» **TASK DETAILS**: All entries below are to be set down again, identical to the source.

» **DATA TO USE**:
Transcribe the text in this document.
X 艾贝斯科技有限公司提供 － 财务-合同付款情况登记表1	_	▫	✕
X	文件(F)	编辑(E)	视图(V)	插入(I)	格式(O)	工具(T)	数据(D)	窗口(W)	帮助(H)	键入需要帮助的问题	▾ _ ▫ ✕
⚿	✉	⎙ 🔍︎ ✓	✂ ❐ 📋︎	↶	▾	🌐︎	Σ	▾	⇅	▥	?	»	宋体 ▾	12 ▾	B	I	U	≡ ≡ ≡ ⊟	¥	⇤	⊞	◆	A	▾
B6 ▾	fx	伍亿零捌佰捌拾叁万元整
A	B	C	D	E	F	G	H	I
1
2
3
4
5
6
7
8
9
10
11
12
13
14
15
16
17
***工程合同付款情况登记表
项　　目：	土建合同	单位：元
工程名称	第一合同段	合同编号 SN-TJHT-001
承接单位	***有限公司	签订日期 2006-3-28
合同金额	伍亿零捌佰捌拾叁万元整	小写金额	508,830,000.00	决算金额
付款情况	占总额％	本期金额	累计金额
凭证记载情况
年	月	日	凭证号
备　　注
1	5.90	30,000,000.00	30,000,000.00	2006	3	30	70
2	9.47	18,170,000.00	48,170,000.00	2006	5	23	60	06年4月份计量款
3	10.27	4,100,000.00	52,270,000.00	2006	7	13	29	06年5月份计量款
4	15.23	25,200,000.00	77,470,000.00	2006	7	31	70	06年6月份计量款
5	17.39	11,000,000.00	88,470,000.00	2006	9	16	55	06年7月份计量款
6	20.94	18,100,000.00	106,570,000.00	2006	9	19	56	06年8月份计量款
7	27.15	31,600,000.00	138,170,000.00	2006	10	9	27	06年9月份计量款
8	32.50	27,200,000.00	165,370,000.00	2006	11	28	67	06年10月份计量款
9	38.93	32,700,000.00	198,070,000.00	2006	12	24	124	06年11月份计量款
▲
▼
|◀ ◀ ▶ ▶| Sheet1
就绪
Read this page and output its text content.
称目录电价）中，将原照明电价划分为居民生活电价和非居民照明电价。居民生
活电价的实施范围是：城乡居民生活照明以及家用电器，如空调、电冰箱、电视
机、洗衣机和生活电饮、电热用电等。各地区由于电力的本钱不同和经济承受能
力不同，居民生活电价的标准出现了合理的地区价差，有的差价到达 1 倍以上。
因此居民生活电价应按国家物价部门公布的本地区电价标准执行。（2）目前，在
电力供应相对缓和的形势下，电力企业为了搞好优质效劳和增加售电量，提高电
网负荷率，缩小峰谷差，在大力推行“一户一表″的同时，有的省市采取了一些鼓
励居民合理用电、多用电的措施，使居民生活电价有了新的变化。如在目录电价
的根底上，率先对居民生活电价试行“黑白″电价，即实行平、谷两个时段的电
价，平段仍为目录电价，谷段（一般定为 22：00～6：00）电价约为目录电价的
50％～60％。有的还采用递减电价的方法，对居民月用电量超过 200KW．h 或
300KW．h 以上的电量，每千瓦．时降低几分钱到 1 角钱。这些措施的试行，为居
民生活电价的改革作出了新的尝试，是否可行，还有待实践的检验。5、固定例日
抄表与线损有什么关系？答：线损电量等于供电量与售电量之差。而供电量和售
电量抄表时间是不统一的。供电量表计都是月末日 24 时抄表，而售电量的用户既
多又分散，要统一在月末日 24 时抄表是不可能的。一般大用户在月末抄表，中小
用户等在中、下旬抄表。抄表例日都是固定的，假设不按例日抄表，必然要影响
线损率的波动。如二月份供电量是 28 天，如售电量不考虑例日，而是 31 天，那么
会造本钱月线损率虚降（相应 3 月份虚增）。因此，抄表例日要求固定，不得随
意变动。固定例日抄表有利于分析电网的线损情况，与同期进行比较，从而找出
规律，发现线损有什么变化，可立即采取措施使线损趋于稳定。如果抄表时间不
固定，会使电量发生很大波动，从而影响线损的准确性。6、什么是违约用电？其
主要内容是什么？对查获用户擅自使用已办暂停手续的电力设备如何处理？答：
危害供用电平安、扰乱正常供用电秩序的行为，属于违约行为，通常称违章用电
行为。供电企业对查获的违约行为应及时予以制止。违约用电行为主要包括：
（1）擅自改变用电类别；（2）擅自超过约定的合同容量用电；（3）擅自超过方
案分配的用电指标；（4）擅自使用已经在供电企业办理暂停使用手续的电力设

» **SOLUTION TO THIS EXERCISE**:
Transcribe the text in this document.
X 艾贝斯科技有限公司提供 － 财务-合同付款情况登记表1	_	▫	✕
X	文件(F)	编辑(E)	视图(V)	插入(I)	格式(O)	工具(T)	数据(D)	窗口(W)	帮助(H)	键入需要帮助的问题	▾ _ ▫ ✕
⚿	✉	⎙ 🔍︎ ✓	✂ ❐ 📋︎	↶	▾	🌐︎	Σ	▾	⇅	▥	?	»	宋体 ▾	12 ▾	B	I	U	≡ ≡ ≡ ⊟	¥	⇤	⊞	◆	A	▾
B6 ▾	fx	伍亿零捌佰捌拾叁万元整
A	B	C	D	E	F	G	H	I
1
2
3
4
5
6
7
8
9
10
11
12
13
14
15
16
17
***工程合同付款情况登记表
项　　目：	土建合同	单位：元
工程名称	第一合同段	合同编号 SN-TJHT-001
承接单位	***有限公司	签订日期 2006-3-28
合同金额	伍亿零捌佰捌拾叁万元整	小写金额	508,830,000.00	决算金额
付款情况	占总额％	本期金额	累计金额
凭证记载情况
年	月	日	凭证号
备　　注
1	5.90	30,000,000.00	30,000,000.00	2006	3	30	70
2	9.47	18,170,000.00	48,170,000.00	2006	5	23	60	06年4月份计量款
3	10.27	4,100,000.00	52,270,000.00	2006	7	13	29	06年5月份计量款
4	15.23	25,200,000.00	77,470,000.00	2006	7	31	70	06年6月份计量款
5	17.39	11,000,000.00	88,470,000.00	2006	9	16	55	06年7月份计量款
6	20.94	18,100,000.00	106,570,000.00	2006	9	19	56	06年8月份计量款
7	27.15	31,600,000.00	138,170,000.00	2006	10	9	27	06年9月份计量款
8	32.50	27,200,000.00	165,370,000.00	2006	11	28	67	06年10月份计量款
9	38.93	32,700,000.00	198,070,000.00	2006	12	24	124	06年11月份计量款
▲
▼
|◀ ◀ ▶ ▶| Sheet1
就绪
Read this page and output its text content.
称目录电价）中，将原照明电价划分为居民生活电价和非居民照明电价。居民生
活电价的实施范围是：城乡居民生活照明以及家用电器，如空调、电冰箱、电视
机、洗衣机和生活电饮、电热用电等。各地区由于电力的本钱不同和经济承受能
力不同，居民生活电价的标准出现了合理的地区价差，有的差价到达 1 倍以上。
因此居民生活电价应按国家物价部门公布的本地区电价标准执行。（2）目前，在
电力供应相对缓和的形势下，电力企业为了搞好优质效劳和增加售电量，提高电
网负荷率，缩小峰谷差，在大力推行“一户一表″的同时，有的省市采取了一些鼓
励居民合理用电、多用电的措施，使居民生活电价有了新的变化。如在目录电价
的根底上，率先对居民生活电价试行“黑白″电价，即实行平、谷两个时段的电
价，平段仍为目录电价，谷段（一般定为 22：00～6：00）电价约为目录电价的
50％～60％。有的还采用递减电价的方法，对居民月用电量超过 200KW．h 或
300KW．h 以上的电量，每千瓦．时降低几分钱到 1 角钱。这些措施的试行，为居
民生活电价的改革作出了新的尝试，是否可行，还有待实践的检验。5、固定例日
抄表与线损有什么关系？答：线损电量等于供电量与售电量之差。而供电量和售
电量抄表时间是不统一的。供电量表计都是月末日 24 时抄表，而售电量的用户既
多又分散，要统一在月末日 24 时抄表是不可能的。一般大用户在月末抄表，中小
用户等在中、下旬抄表。抄表例日都是固定的，假设不按例日抄表，必然要影响
线损率的波动。如二月份供电量是 28 天，如售电量不考虑例日，而是 31 天，那么
会造本钱月线损率虚降（相应 3 月份虚增）。因此，抄表例日要求固定，不得随
意变动。固定例日抄表有利于分析电网的线损情况，与同期进行比较，从而找出
规律，发现线损有什么变化，可立即采取措施使线损趋于稳定。如果抄表时间不
固定，会使电量发生很大波动，从而影响线损的准确性。6、什么是违约用电？其
主要内容是什么？对查获用户擅自使用已办暂停手续的电力设备如何处理？答：
危害供用电平安、扰乱正常供用电秩序的行为，属于违约行为，通常称违章用电
行为。供电企业对查获的违约行为应及时予以制止。违约用电行为主要包括：
（1）擅自改变用电类别；（2）擅自超过约定的合同容量用电；（3）擅自超过方
案分配的用电指标；（4）擅自使用已经在供电企业办理暂停使用手续的电力设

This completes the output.